(Figure content listings)
※ ※ ※
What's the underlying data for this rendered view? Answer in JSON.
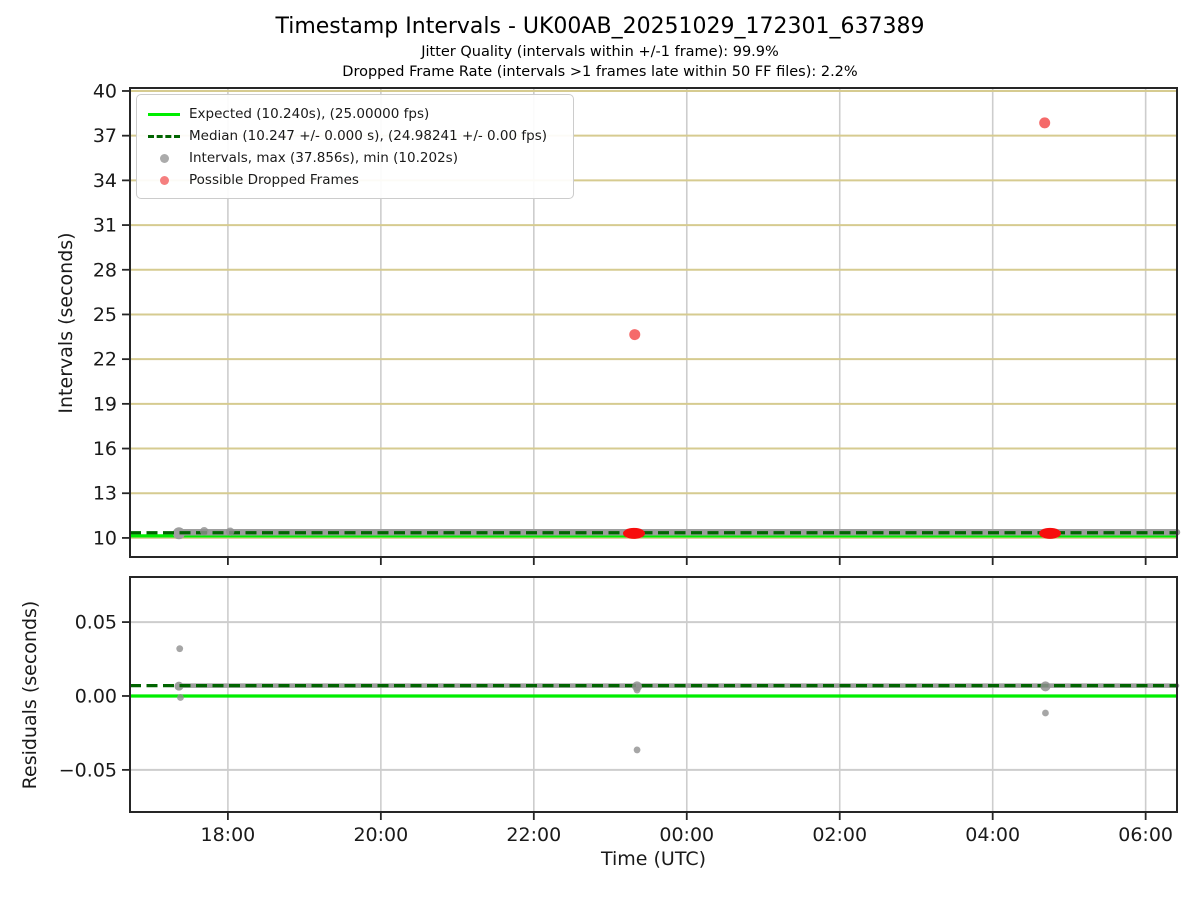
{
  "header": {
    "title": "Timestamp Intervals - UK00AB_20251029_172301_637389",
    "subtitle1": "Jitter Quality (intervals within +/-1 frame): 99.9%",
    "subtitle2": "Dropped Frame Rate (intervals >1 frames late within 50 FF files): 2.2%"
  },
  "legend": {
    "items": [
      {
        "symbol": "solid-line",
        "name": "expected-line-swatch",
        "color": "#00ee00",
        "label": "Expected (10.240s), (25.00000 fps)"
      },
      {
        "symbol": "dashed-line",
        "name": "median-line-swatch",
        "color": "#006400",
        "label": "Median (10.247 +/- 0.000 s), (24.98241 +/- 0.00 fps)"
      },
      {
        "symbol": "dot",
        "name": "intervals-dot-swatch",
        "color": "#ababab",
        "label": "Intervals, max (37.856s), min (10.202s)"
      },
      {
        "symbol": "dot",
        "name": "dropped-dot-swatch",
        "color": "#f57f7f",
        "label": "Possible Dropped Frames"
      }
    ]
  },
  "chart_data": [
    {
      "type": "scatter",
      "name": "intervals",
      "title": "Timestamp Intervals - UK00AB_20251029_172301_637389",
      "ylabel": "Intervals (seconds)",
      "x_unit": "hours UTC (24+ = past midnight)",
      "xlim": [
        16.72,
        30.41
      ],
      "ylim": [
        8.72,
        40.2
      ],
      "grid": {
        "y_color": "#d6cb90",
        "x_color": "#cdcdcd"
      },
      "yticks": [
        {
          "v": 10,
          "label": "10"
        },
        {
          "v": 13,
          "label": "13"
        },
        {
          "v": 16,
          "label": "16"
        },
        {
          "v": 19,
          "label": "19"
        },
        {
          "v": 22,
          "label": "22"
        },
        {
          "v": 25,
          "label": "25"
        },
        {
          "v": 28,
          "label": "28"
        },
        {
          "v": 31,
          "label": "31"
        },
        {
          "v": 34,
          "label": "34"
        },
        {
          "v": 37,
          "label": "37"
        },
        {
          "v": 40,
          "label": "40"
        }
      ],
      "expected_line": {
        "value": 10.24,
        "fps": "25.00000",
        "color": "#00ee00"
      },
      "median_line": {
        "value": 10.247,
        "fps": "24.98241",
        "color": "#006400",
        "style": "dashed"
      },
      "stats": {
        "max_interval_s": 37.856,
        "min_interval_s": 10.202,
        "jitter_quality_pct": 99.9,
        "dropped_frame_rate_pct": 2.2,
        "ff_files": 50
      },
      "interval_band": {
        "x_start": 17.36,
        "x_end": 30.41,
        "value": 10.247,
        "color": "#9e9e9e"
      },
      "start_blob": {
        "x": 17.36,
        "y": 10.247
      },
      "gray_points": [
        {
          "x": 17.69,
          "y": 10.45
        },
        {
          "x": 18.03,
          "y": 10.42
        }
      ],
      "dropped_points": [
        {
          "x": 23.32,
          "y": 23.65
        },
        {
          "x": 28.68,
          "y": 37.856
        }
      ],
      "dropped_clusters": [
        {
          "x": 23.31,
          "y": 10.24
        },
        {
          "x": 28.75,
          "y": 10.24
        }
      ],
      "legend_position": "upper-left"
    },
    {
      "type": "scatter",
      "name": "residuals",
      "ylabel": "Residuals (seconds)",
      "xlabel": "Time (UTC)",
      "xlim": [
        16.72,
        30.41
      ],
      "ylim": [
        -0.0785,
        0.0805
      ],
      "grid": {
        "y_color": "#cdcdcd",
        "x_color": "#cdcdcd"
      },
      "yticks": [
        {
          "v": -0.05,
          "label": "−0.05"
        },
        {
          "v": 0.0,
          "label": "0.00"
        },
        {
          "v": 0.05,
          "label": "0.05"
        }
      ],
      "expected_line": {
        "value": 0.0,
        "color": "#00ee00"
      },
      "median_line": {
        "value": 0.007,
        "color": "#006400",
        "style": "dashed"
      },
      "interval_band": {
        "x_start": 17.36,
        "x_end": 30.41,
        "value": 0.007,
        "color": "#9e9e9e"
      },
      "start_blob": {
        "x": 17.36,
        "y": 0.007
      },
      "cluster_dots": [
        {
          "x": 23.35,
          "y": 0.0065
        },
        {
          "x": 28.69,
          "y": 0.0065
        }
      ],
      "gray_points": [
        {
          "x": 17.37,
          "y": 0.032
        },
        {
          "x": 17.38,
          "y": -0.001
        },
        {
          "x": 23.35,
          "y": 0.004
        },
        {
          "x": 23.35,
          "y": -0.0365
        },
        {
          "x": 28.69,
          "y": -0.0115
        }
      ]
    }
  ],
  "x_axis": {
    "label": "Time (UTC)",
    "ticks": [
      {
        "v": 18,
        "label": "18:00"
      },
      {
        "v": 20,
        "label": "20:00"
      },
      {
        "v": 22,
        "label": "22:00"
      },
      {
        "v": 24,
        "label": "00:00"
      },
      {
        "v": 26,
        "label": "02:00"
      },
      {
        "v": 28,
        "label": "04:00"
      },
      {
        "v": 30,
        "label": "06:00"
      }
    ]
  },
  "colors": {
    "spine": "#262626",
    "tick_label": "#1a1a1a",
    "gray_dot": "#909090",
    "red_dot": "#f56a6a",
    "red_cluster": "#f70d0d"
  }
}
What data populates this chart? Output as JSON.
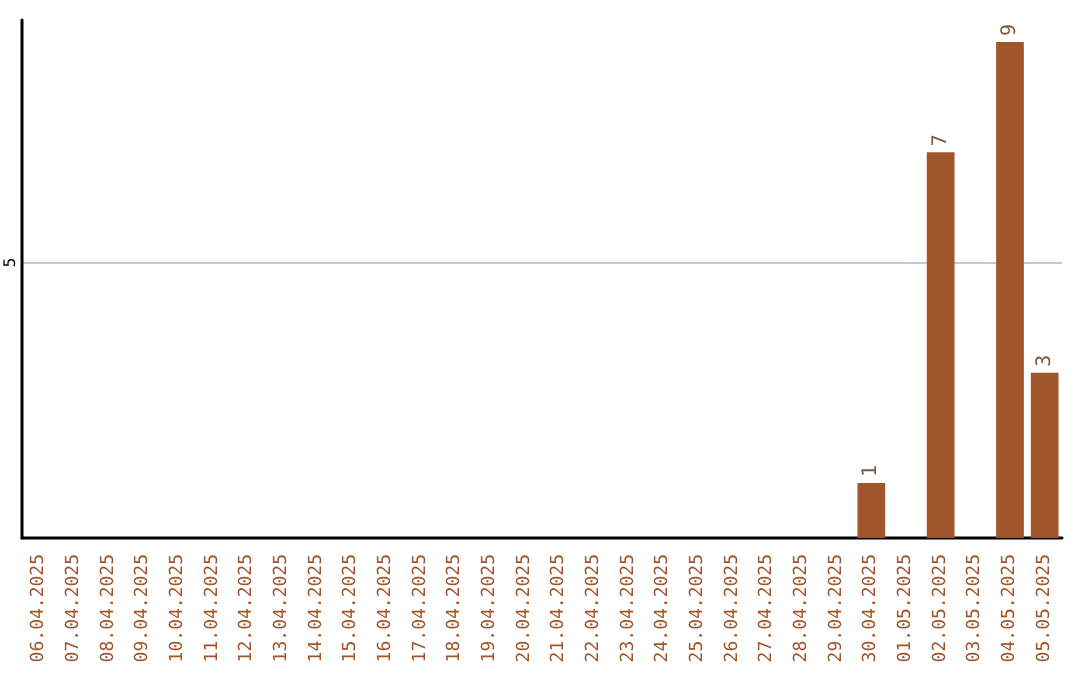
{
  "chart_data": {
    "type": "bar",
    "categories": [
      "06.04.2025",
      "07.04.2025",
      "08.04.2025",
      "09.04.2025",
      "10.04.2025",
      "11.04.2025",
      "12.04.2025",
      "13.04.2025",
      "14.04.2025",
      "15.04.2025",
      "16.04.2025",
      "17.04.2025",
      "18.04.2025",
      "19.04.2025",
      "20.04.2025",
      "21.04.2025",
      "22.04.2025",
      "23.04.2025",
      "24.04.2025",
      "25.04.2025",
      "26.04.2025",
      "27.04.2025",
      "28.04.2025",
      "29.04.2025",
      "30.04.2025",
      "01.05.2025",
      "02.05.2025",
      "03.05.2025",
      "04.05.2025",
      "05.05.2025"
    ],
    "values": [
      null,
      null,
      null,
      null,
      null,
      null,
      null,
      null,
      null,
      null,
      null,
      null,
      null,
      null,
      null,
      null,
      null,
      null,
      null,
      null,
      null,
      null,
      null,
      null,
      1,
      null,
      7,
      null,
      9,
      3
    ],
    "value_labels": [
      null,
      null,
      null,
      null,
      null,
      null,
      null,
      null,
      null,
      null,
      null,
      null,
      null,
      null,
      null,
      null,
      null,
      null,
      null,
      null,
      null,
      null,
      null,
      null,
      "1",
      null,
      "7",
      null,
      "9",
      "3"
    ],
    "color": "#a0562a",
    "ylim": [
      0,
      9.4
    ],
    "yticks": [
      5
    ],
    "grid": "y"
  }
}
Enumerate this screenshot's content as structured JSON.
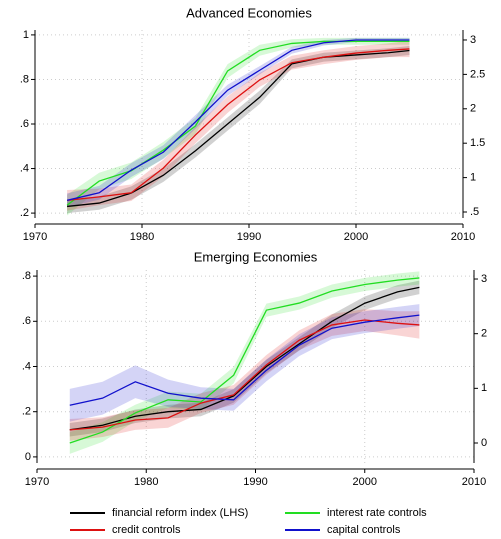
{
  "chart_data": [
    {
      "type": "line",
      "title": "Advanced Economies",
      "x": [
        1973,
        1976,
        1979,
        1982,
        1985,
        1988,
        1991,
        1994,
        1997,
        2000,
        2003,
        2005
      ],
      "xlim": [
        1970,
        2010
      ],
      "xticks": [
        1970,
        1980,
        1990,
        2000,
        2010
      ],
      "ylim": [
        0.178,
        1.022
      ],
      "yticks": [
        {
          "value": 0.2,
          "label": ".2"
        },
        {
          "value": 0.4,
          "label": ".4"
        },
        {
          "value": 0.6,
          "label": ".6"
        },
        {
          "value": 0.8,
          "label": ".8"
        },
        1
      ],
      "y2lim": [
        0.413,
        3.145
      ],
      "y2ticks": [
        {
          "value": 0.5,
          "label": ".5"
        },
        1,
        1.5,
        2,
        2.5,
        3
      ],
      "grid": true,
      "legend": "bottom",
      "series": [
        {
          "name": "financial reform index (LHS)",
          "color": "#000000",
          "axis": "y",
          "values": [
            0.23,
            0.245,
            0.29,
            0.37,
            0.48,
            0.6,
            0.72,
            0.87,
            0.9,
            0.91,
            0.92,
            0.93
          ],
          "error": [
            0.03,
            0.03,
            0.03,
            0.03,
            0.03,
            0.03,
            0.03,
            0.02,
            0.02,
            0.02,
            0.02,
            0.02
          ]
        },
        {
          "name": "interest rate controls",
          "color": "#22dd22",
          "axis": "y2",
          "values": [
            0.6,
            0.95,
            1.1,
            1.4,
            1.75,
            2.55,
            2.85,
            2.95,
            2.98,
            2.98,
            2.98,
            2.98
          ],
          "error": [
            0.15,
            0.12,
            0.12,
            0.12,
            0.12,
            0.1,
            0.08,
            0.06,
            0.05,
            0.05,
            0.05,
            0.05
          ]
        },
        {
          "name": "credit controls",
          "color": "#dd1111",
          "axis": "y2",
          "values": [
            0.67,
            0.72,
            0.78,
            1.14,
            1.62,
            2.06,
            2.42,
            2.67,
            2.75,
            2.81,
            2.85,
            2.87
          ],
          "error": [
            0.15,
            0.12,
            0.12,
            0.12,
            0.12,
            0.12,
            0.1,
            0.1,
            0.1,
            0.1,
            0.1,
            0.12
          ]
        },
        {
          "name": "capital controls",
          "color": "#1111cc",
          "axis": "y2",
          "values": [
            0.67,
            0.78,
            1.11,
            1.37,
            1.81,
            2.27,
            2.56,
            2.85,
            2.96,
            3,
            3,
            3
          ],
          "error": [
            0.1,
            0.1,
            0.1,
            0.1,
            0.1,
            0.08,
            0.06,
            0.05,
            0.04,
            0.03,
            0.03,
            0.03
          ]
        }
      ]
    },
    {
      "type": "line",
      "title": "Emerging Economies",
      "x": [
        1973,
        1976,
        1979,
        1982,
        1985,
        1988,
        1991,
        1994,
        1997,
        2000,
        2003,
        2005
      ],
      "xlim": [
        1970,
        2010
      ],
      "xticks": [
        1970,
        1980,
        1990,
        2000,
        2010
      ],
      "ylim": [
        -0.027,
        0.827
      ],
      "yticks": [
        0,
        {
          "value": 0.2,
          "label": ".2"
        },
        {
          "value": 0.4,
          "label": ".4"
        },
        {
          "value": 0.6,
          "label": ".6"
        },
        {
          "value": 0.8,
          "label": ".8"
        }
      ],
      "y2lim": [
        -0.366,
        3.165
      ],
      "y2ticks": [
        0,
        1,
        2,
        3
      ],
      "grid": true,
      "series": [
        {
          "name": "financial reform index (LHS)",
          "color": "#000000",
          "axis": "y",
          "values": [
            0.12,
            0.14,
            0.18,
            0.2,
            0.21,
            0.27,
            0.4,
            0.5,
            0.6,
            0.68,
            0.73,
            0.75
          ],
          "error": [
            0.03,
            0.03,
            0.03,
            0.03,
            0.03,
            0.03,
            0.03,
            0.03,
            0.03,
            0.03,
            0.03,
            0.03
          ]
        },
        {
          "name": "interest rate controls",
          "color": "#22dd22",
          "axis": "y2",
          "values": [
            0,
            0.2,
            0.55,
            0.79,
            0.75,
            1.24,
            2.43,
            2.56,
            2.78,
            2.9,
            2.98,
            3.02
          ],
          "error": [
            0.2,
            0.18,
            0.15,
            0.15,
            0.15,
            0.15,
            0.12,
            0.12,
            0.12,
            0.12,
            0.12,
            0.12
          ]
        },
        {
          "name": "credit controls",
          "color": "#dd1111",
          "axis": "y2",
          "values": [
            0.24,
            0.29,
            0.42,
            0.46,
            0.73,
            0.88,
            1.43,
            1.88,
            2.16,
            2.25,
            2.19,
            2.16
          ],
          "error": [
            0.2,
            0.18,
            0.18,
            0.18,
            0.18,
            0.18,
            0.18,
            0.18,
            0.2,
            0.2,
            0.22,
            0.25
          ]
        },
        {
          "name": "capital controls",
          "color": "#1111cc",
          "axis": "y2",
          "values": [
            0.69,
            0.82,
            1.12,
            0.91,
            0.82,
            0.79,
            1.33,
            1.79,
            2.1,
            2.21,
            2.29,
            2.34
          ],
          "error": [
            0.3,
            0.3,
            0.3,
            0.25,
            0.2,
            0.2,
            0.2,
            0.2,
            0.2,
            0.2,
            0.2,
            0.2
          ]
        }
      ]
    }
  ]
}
※ ※ ※
**Exercise directions:** In the entries above, find every line holding the word "JSON" and copy it out.

**Correct result:**
What's the underlying data for this rendered view? Answer in JSON.
What data populates this chart? Output as JSON.
Enumerate this screenshot's content as structured JSON.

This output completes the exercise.